> **Directions**
Please count the lines below that contain the word "февраля", and reply with that number alone.

> **Material to process**
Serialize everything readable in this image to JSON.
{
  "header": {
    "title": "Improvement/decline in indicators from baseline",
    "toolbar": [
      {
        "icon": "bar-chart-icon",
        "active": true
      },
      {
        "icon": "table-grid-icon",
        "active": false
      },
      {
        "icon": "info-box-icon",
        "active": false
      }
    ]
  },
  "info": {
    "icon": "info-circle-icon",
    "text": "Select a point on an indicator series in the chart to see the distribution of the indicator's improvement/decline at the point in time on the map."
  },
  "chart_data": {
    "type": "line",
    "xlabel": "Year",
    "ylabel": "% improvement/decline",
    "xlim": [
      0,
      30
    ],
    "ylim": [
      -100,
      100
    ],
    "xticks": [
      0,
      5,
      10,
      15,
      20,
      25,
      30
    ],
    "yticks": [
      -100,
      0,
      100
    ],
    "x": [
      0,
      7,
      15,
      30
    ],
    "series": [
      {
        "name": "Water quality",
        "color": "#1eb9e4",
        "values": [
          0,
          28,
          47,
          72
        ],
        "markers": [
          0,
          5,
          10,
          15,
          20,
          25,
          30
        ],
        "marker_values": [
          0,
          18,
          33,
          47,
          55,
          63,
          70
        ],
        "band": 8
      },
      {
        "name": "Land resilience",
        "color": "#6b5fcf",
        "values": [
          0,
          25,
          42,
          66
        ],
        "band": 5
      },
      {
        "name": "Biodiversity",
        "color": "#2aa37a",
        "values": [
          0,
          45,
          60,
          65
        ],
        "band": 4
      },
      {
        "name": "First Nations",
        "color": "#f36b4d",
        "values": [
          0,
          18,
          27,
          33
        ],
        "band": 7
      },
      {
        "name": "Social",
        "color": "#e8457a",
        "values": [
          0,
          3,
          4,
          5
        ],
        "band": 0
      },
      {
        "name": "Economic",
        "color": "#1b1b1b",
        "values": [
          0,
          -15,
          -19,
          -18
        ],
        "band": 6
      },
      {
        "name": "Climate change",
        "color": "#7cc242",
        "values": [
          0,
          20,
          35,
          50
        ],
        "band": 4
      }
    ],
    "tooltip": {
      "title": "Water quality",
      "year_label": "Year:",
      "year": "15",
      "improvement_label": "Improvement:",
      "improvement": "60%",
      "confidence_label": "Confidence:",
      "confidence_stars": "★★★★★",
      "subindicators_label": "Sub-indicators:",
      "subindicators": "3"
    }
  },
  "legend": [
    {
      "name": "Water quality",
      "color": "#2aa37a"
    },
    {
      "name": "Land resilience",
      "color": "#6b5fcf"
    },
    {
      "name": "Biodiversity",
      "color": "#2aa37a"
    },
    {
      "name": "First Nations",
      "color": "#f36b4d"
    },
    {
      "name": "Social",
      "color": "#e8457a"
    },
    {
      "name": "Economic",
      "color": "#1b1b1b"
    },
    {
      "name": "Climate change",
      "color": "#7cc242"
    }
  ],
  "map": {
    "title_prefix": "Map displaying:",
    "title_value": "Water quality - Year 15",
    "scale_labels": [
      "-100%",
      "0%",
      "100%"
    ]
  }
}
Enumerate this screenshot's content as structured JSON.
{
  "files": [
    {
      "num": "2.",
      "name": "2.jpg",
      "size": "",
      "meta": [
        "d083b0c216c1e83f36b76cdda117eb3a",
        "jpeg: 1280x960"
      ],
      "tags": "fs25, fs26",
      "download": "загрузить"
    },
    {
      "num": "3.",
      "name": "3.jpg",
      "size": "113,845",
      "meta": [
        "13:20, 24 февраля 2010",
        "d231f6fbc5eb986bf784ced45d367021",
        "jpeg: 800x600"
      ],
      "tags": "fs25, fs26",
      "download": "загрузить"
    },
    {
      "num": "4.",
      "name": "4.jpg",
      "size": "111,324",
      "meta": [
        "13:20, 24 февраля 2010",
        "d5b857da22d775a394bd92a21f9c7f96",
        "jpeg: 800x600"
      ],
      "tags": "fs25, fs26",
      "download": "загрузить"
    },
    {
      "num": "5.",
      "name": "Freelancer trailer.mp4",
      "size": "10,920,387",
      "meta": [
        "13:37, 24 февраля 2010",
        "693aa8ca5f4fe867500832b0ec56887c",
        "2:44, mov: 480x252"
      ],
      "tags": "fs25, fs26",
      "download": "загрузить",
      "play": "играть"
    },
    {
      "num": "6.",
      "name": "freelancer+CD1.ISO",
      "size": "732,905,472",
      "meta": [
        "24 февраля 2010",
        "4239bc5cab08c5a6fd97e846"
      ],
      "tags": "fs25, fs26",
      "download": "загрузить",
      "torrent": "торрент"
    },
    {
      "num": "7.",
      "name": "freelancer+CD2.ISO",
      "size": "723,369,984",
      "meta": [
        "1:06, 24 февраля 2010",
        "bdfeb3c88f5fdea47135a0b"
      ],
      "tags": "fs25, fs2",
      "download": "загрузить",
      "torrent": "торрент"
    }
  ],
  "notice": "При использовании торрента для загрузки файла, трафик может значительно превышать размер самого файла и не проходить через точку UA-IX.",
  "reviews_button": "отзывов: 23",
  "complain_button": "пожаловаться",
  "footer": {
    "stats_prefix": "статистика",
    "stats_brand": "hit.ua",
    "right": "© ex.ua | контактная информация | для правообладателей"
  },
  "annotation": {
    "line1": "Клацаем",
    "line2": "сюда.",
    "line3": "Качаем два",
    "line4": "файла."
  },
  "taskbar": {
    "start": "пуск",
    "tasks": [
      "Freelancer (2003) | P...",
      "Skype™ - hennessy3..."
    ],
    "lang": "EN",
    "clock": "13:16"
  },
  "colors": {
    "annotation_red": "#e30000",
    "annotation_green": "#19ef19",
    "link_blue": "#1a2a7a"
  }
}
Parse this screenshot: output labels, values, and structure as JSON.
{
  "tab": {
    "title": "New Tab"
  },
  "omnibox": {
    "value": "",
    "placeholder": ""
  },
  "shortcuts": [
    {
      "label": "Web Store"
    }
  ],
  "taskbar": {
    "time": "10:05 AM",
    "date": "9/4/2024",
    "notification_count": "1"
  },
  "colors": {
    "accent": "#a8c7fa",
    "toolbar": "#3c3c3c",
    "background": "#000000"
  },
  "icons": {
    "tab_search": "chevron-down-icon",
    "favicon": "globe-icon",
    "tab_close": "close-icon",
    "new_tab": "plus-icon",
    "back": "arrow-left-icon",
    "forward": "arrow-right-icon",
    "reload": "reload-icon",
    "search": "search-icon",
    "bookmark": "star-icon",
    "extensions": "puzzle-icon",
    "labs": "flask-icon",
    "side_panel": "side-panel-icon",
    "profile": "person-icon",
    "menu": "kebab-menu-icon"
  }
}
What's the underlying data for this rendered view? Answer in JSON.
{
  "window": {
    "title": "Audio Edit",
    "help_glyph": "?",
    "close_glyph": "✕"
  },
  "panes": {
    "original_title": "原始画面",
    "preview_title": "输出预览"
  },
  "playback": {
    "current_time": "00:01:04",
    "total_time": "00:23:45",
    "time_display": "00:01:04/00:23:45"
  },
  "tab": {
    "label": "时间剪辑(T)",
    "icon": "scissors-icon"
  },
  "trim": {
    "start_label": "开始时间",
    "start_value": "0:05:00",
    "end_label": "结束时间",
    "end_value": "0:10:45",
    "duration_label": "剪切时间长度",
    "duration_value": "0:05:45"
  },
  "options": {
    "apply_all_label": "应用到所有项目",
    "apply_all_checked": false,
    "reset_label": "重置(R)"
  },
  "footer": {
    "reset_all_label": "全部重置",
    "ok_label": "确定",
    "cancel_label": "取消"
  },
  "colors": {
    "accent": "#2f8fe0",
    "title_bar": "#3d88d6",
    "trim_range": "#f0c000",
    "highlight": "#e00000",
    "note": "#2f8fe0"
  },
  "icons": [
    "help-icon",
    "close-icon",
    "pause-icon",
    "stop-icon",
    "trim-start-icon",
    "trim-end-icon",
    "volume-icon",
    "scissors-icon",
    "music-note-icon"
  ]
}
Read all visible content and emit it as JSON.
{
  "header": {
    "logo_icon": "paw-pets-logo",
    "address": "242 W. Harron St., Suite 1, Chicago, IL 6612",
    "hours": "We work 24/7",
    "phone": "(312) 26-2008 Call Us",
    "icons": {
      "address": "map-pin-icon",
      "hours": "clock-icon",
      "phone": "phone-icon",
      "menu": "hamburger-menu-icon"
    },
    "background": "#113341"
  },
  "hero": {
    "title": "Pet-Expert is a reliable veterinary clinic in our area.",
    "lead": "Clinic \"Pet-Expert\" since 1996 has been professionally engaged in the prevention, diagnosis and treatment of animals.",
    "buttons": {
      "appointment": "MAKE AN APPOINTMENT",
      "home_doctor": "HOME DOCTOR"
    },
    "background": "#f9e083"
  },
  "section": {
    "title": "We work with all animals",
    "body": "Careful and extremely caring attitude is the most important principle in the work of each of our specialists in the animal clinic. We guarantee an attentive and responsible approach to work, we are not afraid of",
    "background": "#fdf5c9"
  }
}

> **Response below**
5